## Tarea a resolver:
Retoma el texto sobre la política de tasas de interés de Campos Neto en el Banco Central y continúalo a partir de su última oración.
── Texto de la página
Campos Neto no practica la ortodoxia económica, sino el terrorismo financiero.
"Esta política absurda sólo puede justificarse por la estrategia de terrorismo financiero de Campos Neto para paralizar la economía y sabotear al gobierno", afirma Miola.
El saboteador alineado con Bolsonaro en el Banco Central mantuvo las tasas de interés en las nubes, en 13,75%, frente a una inflación acumulada de 3,94% en los últimos 12 meses.
Esto significa ganancias financieras reales, superiores a la inflación, de casi el 10% anual. Sin duda, la tasa más alta del mundo, lo que convierte a Brasil en el reino del parasitismo financiero del planeta.
Desde cualquier perspectiva de la realidad económica brasileña, esta política de tasas de interés es injustificable. El desempeño económico alcanzado rápidamente por el gobierno de Lula es indiscutible.Tanto es así que en apenas unos meses ya ha conseguido reducir el nivel de riesgo de Brasil.
Además del enorme consenso sobre la política obscena del Banco Central, también existe un gran clamor por una reducción inmediata de las tasas de interés en el país. Sin embargo, todo esto no conmueve al saboteador del Banco Central, partidario de Bolsonaro.
Ni siquiera el manual neoliberal ortodoxo ofrece explicación alguna para mantener las tasas de interés en esos niveles.
Esta política absurda sólo puede justificarse por la estrategia de terrorismo financiero de Campos Neto para paralizar la economía y sabotear el gobierno de Lula.
────
── Material de estudio
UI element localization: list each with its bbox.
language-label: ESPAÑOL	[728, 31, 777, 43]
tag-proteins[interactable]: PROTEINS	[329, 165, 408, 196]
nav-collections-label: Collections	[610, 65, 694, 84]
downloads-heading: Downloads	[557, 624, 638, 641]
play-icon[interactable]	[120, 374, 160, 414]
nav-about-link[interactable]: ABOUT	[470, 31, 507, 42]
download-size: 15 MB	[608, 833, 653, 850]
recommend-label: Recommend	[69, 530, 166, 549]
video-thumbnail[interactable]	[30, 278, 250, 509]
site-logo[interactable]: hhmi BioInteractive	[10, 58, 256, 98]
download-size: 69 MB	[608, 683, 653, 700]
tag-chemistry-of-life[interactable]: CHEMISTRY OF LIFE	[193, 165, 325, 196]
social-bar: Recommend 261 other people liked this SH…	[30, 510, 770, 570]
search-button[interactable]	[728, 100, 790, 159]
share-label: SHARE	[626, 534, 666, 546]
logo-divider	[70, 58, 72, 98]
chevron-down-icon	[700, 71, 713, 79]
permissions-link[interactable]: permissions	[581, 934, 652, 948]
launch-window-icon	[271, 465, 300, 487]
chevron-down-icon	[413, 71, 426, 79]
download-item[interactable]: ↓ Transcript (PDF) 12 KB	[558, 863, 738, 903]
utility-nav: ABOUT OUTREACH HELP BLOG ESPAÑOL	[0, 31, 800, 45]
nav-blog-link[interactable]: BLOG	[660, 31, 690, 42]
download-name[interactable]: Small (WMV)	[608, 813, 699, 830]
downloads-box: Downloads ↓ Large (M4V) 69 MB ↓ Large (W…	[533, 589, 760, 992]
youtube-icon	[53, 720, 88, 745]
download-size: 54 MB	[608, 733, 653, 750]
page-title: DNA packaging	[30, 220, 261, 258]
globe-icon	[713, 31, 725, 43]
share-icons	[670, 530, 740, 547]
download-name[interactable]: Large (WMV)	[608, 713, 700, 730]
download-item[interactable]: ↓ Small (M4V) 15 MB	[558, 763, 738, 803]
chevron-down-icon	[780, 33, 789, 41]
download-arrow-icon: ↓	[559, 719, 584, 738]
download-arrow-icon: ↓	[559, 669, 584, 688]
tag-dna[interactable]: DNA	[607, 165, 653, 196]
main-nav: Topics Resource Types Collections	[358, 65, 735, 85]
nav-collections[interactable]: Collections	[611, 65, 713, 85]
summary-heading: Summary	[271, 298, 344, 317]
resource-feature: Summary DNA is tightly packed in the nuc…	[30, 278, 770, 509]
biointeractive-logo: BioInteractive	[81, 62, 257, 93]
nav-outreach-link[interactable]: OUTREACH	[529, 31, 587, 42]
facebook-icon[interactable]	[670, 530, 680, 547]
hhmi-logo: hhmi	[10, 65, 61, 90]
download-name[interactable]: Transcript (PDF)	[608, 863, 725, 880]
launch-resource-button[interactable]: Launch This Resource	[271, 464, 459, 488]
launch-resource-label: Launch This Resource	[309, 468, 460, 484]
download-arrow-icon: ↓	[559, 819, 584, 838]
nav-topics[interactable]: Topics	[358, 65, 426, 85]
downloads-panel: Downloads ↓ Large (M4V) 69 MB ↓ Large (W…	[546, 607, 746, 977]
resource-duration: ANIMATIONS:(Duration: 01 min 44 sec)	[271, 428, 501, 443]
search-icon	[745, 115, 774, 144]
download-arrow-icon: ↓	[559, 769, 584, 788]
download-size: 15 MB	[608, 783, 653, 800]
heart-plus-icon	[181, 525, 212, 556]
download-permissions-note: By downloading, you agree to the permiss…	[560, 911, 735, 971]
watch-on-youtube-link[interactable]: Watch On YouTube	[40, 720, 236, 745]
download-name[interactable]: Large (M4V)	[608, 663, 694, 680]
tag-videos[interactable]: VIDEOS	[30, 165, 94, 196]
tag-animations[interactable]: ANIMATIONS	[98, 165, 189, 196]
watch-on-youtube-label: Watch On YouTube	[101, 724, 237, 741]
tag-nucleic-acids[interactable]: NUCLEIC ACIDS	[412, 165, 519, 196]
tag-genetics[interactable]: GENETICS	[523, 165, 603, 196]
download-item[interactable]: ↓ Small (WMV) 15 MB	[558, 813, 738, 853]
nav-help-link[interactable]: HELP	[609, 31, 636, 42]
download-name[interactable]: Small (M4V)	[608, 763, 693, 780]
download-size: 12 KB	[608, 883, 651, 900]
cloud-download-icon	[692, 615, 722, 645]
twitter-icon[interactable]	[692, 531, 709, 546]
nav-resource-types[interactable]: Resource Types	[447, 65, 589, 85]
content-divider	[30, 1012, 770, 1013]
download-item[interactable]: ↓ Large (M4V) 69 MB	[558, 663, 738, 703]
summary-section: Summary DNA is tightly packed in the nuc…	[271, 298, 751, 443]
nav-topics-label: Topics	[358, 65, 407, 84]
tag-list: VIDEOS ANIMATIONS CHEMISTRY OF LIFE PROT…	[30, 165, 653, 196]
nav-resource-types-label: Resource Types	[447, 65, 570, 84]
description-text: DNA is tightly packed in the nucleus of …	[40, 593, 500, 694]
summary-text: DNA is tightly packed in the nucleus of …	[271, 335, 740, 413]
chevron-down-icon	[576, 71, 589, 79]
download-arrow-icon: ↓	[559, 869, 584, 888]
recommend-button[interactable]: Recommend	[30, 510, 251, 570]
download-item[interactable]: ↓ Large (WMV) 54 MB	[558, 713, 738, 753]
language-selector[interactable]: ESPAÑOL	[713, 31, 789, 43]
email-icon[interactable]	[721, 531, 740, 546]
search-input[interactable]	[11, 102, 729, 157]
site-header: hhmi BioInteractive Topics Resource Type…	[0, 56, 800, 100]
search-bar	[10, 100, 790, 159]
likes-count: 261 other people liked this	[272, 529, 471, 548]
────
## Respuesta:
Y esta elección también genera, por supuesto, formidables ganancias por la búsqueda de rentas a través del saqueo.
Considerando el stock de deuda pública, por cada 1% de interés, aproximadamente 70 mil millones de reales que podrían destinarse a los presupuestos del SUS (Sistema Único de Salud), educación, ciencia y tecnología, obras públicas e inversiones prioritarias se desvían del Tesoro Nacional a los bolsillos de rentistas, financieros y parásitos de esa especie en la forma de pago de intereses y servicio de la deuda.
Campos Neto revela la verdadera naturaleza de su gestión en el Banco Central, independiente e indiferente al gobierno, a la población brasileña y a los intereses nacionales, y totalmente subordinada al saqueo del capital financiero y al terrorismo de la extrema derecha ultraliberal que sabotea al gobierno de Lula.
*Este es un artículo de opinión, responsabilidad del autor, y no refleja la opinión de Brasil 247.